*What the task requires*
Return the entries verbatim and drop every picture.
*** Exercise material
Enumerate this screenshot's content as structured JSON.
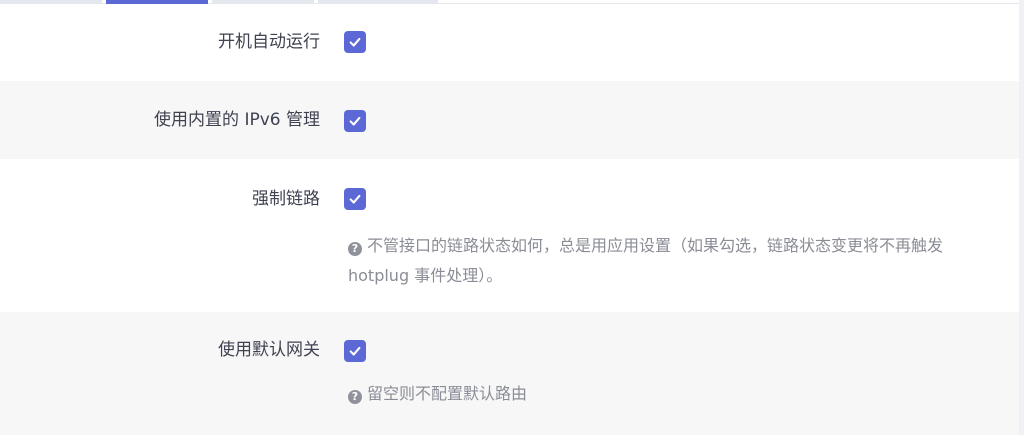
{
  "fields": [
    {
      "label": "开机自动运行",
      "checked": true,
      "help": ""
    },
    {
      "label": "使用内置的 IPv6 管理",
      "checked": true,
      "help": ""
    },
    {
      "label": "强制链路",
      "checked": true,
      "help": "不管接口的链路状态如何，总是用应用设置（如果勾选，链路状态变更将不再触发 hotplug 事件处理）。"
    },
    {
      "label": "使用默认网关",
      "checked": true,
      "help": "留空则不配置默认路由"
    }
  ],
  "icons": {
    "check": "check-icon",
    "help": "question-circle-icon"
  },
  "colors": {
    "accent": "#5b68d6",
    "row_alt": "#f7f7f8",
    "help_text": "#8b8d96"
  }
}
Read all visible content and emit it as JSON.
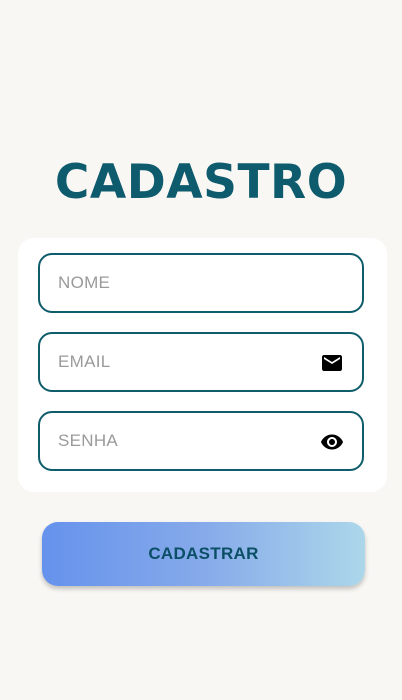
{
  "page": {
    "title": "CADASTRO"
  },
  "form": {
    "name_field": {
      "placeholder": "NOME",
      "value": ""
    },
    "email_field": {
      "placeholder": "EMAIL",
      "value": "",
      "icon": "mail-icon"
    },
    "password_field": {
      "placeholder": "SENHA",
      "value": "",
      "icon": "eye-icon"
    }
  },
  "actions": {
    "submit_label": "CADASTRAR"
  },
  "colors": {
    "background": "#f9f7f4",
    "title": "#0d5b6d",
    "field_border": "#0f5d6b",
    "button_gradient_start": "#6592ec",
    "button_gradient_end": "#acd7ea",
    "button_text": "#0b4f66"
  }
}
******
*Finished answer*
Enumerate this screenshot's content as structured JSON.
{
  "fields": [
    {
      "label": "开机自动运行",
      "checked": true,
      "help": ""
    },
    {
      "label": "使用内置的 IPv6 管理",
      "checked": true,
      "help": ""
    },
    {
      "label": "强制链路",
      "checked": true,
      "help": "不管接口的链路状态如何，总是用应用设置（如果勾选，链路状态变更将不再触发 hotplug 事件处理）。"
    },
    {
      "label": "使用默认网关",
      "checked": true,
      "help": "留空则不配置默认路由"
    }
  ],
  "icons": {
    "check": "check-icon",
    "help": "question-circle-icon"
  },
  "colors": {
    "accent": "#5b68d6",
    "row_alt": "#f7f7f8",
    "help_text": "#8b8d96"
  }
}
Read all visible content and emit it as JSON.
{
  "page": {
    "title": "CADASTRO"
  },
  "form": {
    "name_field": {
      "placeholder": "NOME",
      "value": ""
    },
    "email_field": {
      "placeholder": "EMAIL",
      "value": "",
      "icon": "mail-icon"
    },
    "password_field": {
      "placeholder": "SENHA",
      "value": "",
      "icon": "eye-icon"
    }
  },
  "actions": {
    "submit_label": "CADASTRAR"
  },
  "colors": {
    "background": "#f9f7f4",
    "title": "#0d5b6d",
    "field_border": "#0f5d6b",
    "button_gradient_start": "#6592ec",
    "button_gradient_end": "#acd7ea",
    "button_text": "#0b4f66"
  }
}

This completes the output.